Data supplied

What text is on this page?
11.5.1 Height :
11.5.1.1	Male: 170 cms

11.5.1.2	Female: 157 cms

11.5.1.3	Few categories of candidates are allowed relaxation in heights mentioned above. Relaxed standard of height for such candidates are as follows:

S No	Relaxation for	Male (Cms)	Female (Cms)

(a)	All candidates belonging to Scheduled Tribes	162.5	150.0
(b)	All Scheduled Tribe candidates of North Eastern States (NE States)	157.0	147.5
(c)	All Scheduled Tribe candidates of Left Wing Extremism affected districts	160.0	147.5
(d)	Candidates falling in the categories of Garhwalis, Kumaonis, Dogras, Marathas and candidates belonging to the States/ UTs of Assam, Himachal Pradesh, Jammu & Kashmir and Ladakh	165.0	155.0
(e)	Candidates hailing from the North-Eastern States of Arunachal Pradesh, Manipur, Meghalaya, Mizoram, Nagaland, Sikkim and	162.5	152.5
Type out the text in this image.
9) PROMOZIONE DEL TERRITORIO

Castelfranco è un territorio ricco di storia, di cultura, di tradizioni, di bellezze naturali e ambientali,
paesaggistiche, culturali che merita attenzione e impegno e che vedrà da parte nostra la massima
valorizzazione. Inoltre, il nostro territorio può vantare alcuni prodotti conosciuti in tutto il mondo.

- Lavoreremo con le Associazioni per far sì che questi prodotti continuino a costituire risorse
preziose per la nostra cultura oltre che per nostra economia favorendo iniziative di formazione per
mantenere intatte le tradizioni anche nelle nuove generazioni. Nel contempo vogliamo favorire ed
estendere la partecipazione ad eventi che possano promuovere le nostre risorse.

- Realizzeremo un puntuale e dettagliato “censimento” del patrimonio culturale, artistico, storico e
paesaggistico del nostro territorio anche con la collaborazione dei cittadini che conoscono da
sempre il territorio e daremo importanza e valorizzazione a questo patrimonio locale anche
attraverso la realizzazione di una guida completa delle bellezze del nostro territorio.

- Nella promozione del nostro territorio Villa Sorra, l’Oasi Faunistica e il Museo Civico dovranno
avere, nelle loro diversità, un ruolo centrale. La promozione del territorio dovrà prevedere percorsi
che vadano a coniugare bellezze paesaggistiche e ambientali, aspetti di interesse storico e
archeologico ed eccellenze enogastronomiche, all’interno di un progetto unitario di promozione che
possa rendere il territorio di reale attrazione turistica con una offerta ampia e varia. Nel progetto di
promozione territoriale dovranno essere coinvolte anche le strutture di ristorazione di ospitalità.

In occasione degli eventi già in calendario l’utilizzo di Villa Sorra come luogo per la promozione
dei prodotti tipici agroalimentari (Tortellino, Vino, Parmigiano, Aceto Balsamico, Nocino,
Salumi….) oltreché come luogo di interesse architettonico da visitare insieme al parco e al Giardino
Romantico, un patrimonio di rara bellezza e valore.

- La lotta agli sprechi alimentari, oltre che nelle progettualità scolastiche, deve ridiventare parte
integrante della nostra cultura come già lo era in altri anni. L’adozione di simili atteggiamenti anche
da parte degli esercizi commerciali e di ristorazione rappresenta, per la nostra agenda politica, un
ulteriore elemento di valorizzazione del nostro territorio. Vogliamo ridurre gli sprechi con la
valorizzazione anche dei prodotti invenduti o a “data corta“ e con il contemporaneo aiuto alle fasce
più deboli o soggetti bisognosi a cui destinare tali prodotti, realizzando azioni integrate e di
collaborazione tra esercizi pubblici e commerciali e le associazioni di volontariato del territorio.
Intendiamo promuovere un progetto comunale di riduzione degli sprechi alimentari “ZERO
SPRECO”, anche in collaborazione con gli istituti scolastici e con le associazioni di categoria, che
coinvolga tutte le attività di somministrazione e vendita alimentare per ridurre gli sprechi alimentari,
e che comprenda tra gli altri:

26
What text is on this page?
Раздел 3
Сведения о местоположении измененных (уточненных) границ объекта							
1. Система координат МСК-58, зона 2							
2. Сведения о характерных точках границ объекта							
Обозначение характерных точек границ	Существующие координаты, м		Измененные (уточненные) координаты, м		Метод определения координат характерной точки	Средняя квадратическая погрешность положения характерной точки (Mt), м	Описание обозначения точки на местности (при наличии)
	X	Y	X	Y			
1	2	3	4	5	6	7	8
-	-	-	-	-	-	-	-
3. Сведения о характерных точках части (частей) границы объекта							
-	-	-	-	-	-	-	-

Goal
Identify the lines that contain the string "точках", and copy every one of them.

Solution
2. Сведения о характерных точках границ объекта							
3. Сведения о характерных точках части (частей) границы объекта							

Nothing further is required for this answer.